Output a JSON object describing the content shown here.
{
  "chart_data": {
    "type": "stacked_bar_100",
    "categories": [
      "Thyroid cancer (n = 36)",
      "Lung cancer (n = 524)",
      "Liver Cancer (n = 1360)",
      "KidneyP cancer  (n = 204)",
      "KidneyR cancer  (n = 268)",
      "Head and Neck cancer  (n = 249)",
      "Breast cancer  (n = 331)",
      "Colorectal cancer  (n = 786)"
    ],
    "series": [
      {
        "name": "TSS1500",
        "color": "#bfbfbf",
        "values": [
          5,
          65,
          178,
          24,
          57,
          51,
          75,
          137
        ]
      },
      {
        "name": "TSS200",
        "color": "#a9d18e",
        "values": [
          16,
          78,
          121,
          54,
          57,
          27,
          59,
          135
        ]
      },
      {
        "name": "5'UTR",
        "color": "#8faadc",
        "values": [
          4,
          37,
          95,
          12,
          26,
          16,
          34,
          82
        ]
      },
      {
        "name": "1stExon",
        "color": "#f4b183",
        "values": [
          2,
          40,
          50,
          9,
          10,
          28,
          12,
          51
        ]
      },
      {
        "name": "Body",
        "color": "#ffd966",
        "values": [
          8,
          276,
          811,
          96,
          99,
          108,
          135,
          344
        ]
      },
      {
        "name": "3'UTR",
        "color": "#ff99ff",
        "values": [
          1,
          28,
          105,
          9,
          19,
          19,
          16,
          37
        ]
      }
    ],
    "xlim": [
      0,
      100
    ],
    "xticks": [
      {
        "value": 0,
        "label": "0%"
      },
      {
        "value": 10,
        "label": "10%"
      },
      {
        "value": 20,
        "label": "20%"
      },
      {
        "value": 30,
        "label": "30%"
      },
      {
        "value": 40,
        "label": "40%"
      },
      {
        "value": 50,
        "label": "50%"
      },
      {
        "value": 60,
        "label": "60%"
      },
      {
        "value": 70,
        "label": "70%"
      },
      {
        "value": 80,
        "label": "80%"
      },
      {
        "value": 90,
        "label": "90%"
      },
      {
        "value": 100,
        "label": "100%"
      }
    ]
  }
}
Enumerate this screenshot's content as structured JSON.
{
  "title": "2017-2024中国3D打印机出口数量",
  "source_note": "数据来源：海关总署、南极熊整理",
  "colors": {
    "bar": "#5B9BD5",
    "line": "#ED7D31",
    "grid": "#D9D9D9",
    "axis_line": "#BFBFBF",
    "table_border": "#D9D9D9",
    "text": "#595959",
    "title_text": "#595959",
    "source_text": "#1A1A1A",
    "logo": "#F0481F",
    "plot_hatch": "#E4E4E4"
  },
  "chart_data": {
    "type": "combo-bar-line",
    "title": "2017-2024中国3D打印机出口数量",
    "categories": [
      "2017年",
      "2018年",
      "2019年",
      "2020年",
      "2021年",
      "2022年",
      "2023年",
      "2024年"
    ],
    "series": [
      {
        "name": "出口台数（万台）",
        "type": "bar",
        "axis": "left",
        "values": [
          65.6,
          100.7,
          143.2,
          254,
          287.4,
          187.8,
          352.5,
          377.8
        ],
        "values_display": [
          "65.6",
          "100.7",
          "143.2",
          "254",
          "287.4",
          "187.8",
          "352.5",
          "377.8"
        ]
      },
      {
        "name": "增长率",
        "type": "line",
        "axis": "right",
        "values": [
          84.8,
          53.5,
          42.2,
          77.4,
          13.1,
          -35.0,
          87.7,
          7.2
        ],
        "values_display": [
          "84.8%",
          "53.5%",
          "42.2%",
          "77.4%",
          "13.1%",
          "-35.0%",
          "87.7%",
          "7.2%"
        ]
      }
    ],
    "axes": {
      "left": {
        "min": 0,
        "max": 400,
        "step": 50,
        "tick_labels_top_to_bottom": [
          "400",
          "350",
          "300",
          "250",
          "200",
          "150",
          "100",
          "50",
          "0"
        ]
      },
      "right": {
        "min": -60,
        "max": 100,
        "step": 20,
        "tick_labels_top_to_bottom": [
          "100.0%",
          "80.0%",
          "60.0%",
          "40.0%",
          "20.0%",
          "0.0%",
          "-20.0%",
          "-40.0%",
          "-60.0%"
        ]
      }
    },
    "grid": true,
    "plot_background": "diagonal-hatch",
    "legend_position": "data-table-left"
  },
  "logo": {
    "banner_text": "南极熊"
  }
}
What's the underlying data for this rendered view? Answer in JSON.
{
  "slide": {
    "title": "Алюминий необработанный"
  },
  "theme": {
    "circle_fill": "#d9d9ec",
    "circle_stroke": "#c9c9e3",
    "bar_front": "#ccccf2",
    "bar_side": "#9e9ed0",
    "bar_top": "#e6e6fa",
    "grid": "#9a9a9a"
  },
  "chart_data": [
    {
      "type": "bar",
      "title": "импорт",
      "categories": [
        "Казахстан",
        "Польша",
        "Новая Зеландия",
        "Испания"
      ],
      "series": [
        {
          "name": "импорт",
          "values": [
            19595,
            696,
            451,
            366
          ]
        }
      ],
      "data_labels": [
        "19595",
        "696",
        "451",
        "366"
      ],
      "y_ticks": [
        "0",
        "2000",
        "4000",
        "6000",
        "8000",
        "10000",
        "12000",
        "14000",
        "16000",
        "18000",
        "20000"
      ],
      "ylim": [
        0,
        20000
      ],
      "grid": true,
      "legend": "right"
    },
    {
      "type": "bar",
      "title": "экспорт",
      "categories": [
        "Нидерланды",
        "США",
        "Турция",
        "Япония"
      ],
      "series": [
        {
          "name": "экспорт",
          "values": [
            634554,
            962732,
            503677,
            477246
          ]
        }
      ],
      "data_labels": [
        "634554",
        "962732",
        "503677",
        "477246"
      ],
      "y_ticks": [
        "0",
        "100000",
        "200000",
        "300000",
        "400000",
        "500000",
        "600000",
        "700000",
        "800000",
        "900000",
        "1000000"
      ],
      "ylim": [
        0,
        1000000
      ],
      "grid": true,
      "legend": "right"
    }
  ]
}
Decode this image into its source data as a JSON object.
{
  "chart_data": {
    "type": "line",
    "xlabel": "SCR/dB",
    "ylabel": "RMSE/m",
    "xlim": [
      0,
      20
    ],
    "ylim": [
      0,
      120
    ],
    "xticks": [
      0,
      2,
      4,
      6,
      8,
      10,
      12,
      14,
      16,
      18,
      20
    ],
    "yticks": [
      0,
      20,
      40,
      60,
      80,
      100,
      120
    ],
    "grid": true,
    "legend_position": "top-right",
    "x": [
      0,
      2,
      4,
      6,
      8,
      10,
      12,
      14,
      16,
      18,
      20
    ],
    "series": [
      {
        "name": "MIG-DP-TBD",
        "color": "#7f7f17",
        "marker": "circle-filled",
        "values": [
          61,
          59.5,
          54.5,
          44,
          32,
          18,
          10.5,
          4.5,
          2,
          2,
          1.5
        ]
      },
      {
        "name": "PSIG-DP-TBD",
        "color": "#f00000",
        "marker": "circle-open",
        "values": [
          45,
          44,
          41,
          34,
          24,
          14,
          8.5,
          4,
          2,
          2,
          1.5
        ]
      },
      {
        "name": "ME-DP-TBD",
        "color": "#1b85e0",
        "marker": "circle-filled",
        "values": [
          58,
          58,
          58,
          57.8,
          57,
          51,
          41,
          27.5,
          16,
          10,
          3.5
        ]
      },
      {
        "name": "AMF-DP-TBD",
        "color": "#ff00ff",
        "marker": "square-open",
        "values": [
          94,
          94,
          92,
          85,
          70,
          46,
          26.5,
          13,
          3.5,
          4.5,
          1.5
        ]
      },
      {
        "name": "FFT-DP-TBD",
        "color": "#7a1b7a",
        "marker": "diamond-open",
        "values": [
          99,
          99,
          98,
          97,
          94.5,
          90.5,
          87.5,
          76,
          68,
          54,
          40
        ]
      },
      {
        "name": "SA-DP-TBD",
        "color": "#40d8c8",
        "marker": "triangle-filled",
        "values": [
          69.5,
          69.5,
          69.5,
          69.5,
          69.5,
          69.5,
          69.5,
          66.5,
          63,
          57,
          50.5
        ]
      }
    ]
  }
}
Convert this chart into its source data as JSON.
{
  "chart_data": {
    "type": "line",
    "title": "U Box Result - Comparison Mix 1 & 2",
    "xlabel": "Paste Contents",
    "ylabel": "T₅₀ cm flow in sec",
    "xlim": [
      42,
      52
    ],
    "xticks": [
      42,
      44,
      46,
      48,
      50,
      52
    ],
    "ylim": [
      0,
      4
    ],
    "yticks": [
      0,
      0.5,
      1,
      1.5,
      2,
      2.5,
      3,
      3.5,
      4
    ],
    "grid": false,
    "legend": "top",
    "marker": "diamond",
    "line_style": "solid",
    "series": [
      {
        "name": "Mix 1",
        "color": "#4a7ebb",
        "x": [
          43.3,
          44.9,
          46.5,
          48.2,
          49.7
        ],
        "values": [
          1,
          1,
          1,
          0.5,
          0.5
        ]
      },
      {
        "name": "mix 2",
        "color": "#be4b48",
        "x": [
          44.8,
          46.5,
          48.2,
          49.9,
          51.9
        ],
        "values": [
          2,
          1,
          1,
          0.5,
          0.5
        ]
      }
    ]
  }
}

------

Extract from the material all lines containing the string "JSON".

Right answer
Output a JSON object describing the content shown here.
Enumerate this screenshot's content as structured JSON.
What's the underlying data for this rendered view? Answer in JSON.
Decode this image into its source data as a JSON object.
Convert this chart into its source data as JSON.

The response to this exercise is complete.